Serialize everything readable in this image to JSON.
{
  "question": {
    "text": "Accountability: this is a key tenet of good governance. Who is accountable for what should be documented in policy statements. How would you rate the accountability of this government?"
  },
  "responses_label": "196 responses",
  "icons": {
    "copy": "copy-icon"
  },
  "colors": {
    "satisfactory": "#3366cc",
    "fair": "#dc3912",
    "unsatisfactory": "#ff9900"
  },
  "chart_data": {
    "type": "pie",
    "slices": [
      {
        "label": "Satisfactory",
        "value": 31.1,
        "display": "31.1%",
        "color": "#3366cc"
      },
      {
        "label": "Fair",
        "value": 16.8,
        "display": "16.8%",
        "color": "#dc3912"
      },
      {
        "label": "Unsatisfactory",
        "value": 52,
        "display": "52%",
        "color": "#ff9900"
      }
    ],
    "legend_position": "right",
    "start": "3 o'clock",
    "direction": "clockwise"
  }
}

• • •

Exercise prompt.
Copy down the whole of the data above, matching it exactly.

Full solution.
Serialize everything readable in this image to JSON.
{
  "question": {
    "text": "Accountability: this is a key tenet of good governance. Who is accountable for what should be documented in policy statements. How would you rate the accountability of this government?"
  },
  "responses_label": "196 responses",
  "icons": {
    "copy": "copy-icon"
  },
  "colors": {
    "satisfactory": "#3366cc",
    "fair": "#dc3912",
    "unsatisfactory": "#ff9900"
  },
  "chart_data": {
    "type": "pie",
    "slices": [
      {
        "label": "Satisfactory",
        "value": 31.1,
        "display": "31.1%",
        "color": "#3366cc"
      },
      {
        "label": "Fair",
        "value": 16.8,
        "display": "16.8%",
        "color": "#dc3912"
      },
      {
        "label": "Unsatisfactory",
        "value": 52,
        "display": "52%",
        "color": "#ff9900"
      }
    ],
    "legend_position": "right",
    "start": "3 o'clock",
    "direction": "clockwise"
  }
}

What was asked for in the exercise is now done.